PROBLEM TO WORK ON
Search the records below for the word "value". Pull out each line that has it.
━━━━━ RECORDS PROVIDED ━━━━━
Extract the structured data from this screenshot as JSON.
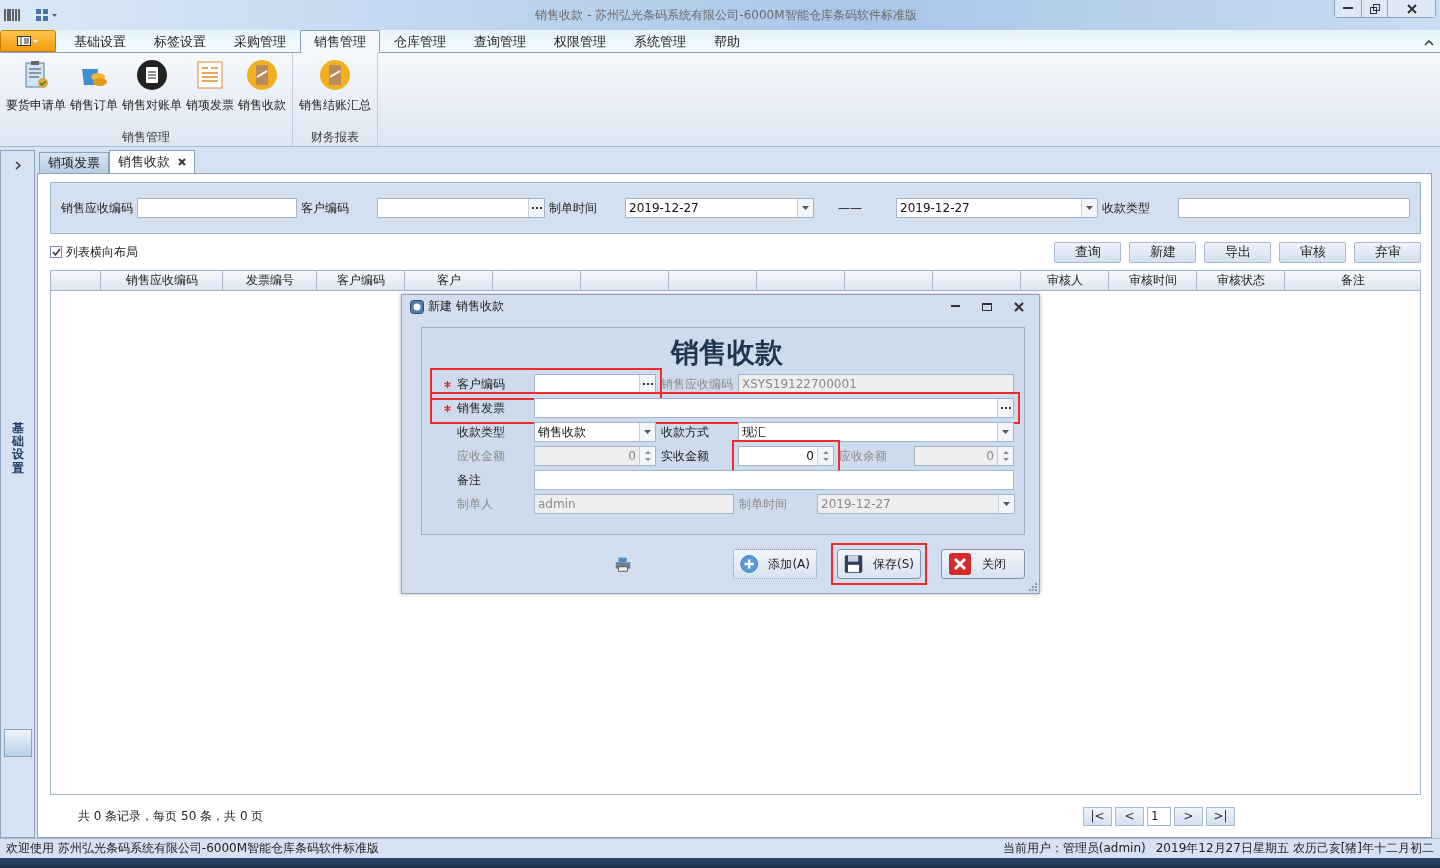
{
  "window": {
    "title": "销售收款 - 苏州弘光条码系统有限公司-6000M智能仓库条码软件标准版"
  },
  "ribbon": {
    "tabs": [
      {
        "label": "基础设置",
        "selected": false
      },
      {
        "label": "标签设置",
        "selected": false
      },
      {
        "label": "采购管理",
        "selected": false
      },
      {
        "label": "销售管理",
        "selected": true
      },
      {
        "label": "仓库管理",
        "selected": false
      },
      {
        "label": "查询管理",
        "selected": false
      },
      {
        "label": "权限管理",
        "selected": false
      },
      {
        "label": "系统管理",
        "selected": false
      },
      {
        "label": "帮助",
        "selected": false
      }
    ],
    "groups": [
      {
        "label": "销售管理",
        "items": [
          {
            "label": "要货申请单",
            "kind": "clipboard"
          },
          {
            "label": "销售订单",
            "kind": "coins"
          },
          {
            "label": "销售对账单",
            "kind": "notepad"
          },
          {
            "label": "销项发票",
            "kind": "invoice"
          },
          {
            "label": "销售收款",
            "kind": "badge"
          }
        ]
      },
      {
        "label": "财务报表",
        "items": [
          {
            "label": "销售结账汇总",
            "kind": "badge"
          }
        ]
      }
    ]
  },
  "side_panel": {
    "label": "基础设置"
  },
  "doc_tabs": [
    {
      "label": "销项发票",
      "selected": false,
      "closable": false
    },
    {
      "label": "销售收款",
      "selected": true,
      "closable": true
    }
  ],
  "filter": {
    "fields": [
      {
        "label": "销售应收编码",
        "kind": "text"
      },
      {
        "label": "客户编码",
        "kind": "lookup"
      },
      {
        "label": "制单时间",
        "kind": "date",
        "value": "2019-12-27"
      },
      {
        "kind": "separator",
        "label": "——"
      },
      {
        "kind": "date",
        "value": "2019-12-27"
      },
      {
        "label": "收款类型",
        "kind": "text"
      }
    ]
  },
  "layout_toggle": {
    "label": "列表横向布局",
    "checked": true
  },
  "actions": [
    "查询",
    "新建",
    "导出",
    "审核",
    "弃审"
  ],
  "table": {
    "columns": [
      {},
      {
        "label": "销售应收编码"
      },
      {
        "label": "发票编号"
      },
      {
        "label": "客户编码"
      },
      {
        "label": "客户"
      },
      {},
      {},
      {},
      {},
      {},
      {},
      {
        "label": "审核人"
      },
      {
        "label": "审核时间"
      },
      {
        "label": "审核状态"
      },
      {
        "label": "备注"
      }
    ]
  },
  "pager": {
    "summary": "共 0 条记录，每页 50 条，共 0 页",
    "page": "1",
    "buttons": [
      "|<",
      "<",
      ">",
      ">|"
    ]
  },
  "dialog": {
    "title": "新建 销售收款",
    "heading": "销售收款",
    "rows": [
      [
        {
          "label": "客户编码",
          "kind": "lookup",
          "required": true,
          "disabled": false,
          "highlighted": true
        },
        {
          "label": "销售应收编码",
          "kind": "text",
          "disabled": true,
          "value": "XSYS19122700001"
        }
      ],
      [
        {
          "label": "销售发票",
          "kind": "lookup",
          "required": true,
          "disabled": false,
          "highlighted": true
        }
      ],
      [
        {
          "label": "收款类型",
          "kind": "combo",
          "value": "销售收款",
          "required": false,
          "disabled": false
        },
        {
          "label": "收款方式",
          "kind": "combo",
          "value": "现汇",
          "disabled": false
        }
      ],
      [
        {
          "label": "应收金额",
          "kind": "spin",
          "value": "0",
          "disabled": true,
          "required": false
        },
        {
          "label": "实收金额",
          "kind": "spin",
          "value": "0",
          "disabled": false,
          "highlighted": true
        },
        {
          "label": "应收余额",
          "kind": "spin",
          "value": "0",
          "disabled": true
        }
      ],
      [
        {
          "label": "备注",
          "kind": "text",
          "required": false,
          "disabled": false
        }
      ],
      [
        {
          "label": "制单人",
          "kind": "text",
          "value": "admin",
          "disabled": true,
          "required": false
        },
        {
          "label": "制单时间",
          "kind": "combo",
          "value": "2019-12-27",
          "disabled": true
        }
      ]
    ],
    "buttons": [
      {
        "label": "添加(A)",
        "kind": "add",
        "highlighted": false
      },
      {
        "label": "保存(S)",
        "kind": "save",
        "highlighted": true
      },
      {
        "label": "关闭",
        "kind": "close",
        "highlighted": false
      }
    ]
  },
  "status_bar": {
    "left": "欢迎使用 苏州弘光条码系统有限公司-6000M智能仓库条码软件标准版",
    "user": "当前用户：管理员(admin)",
    "date": "2019年12月27日星期五 农历己亥[猪]年十二月初二"
  }
}
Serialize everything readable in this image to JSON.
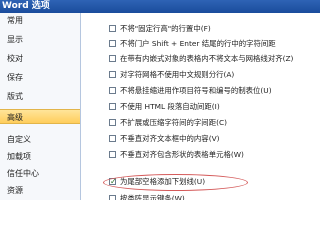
{
  "window": {
    "title": "Word 选项"
  },
  "sidebar": {
    "items": [
      {
        "label": "常用"
      },
      {
        "label": "显示"
      },
      {
        "label": "校对"
      },
      {
        "label": "保存"
      },
      {
        "label": "版式"
      },
      {
        "label": "高级"
      },
      {
        "label": "自定义"
      },
      {
        "label": "加载项"
      },
      {
        "label": "信任中心"
      },
      {
        "label": "资源"
      }
    ],
    "active_index": 5
  },
  "options": [
    {
      "label": "不将\"固定行高\"的行置中(F)",
      "checked": false
    },
    {
      "label": "不将门户 Shift + Enter 结尾的行中的字符间距",
      "checked": false
    },
    {
      "label": "在带有内嵌式对象的表格内不将文本与网格线对齐(Z)",
      "checked": false
    },
    {
      "label": "对字符网格不使用中文规则分行(A)",
      "checked": false
    },
    {
      "label": "不将悬挂缩进用作项目符号和编号的制表位(U)",
      "checked": false
    },
    {
      "label": "不使用 HTML 段落自动间距(I)",
      "checked": false
    },
    {
      "label": "不扩展或压缩字符间的字间距(C)",
      "checked": false
    },
    {
      "label": "不垂直对齐文本框中的内容(V)",
      "checked": false
    },
    {
      "label": "不垂直对齐包含形状的表格单元格(W)",
      "checked": false
    },
    {
      "label": "为尾部空格添加下划线(U)",
      "checked": true
    },
    {
      "label": "按类阵显示键条(W)",
      "checked": false
    }
  ]
}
━━━━━
FULL RESPONSE
        "value": "2019-12-27"
        "value": "2019-12-27"
          "value": "XSYS19122700001"
          "value": "销售收款",
          "value": "现汇",
          "value": "0",
          "value": "0",
          "value": "0",
          "value": "admin",
          "value": "2019-12-27",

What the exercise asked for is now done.